TO DO: Extract every entry word for word. Skip the pictures.

....

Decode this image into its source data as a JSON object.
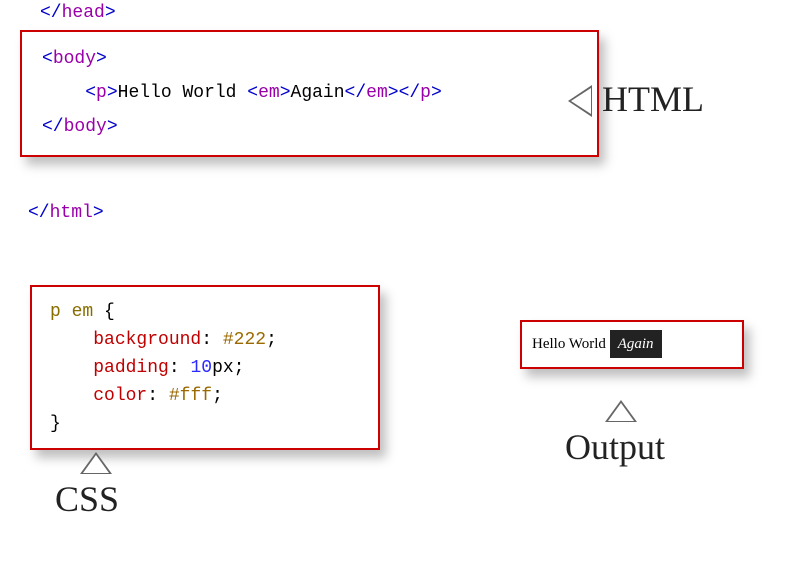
{
  "labels": {
    "html": "HTML",
    "css": "CSS",
    "output": "Output"
  },
  "html_code": {
    "head_close": "</head>",
    "body_open": "<body>",
    "p_line_prefix": "<p>",
    "p_text1": "Hello World ",
    "em_open": "<em>",
    "em_text": "Again",
    "em_close": "</em>",
    "p_close": "</p>",
    "body_close": "</body>",
    "html_close": "</html>"
  },
  "css_code": {
    "selector": "p em",
    "open_brace": " {",
    "prop1": "background",
    "val1": "#222",
    "prop2": "padding",
    "val2_num": "10",
    "val2_unit": "px",
    "prop3": "color",
    "val3": "#fff",
    "close_brace": "}"
  },
  "output": {
    "text1": "Hello World ",
    "em_text": "Again"
  }
}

....

COMPLETE ANSWER:
Decode this image into its source data as a JSON object.
{
  "labels": {
    "html": "HTML",
    "css": "CSS",
    "output": "Output"
  },
  "html_code": {
    "head_close": "</head>",
    "body_open": "<body>",
    "p_line_prefix": "<p>",
    "p_text1": "Hello World ",
    "em_open": "<em>",
    "em_text": "Again",
    "em_close": "</em>",
    "p_close": "</p>",
    "body_close": "</body>",
    "html_close": "</html>"
  },
  "css_code": {
    "selector": "p em",
    "open_brace": " {",
    "prop1": "background",
    "val1": "#222",
    "prop2": "padding",
    "val2_num": "10",
    "val2_unit": "px",
    "prop3": "color",
    "val3": "#fff",
    "close_brace": "}"
  },
  "output": {
    "text1": "Hello World ",
    "em_text": "Again"
  }
}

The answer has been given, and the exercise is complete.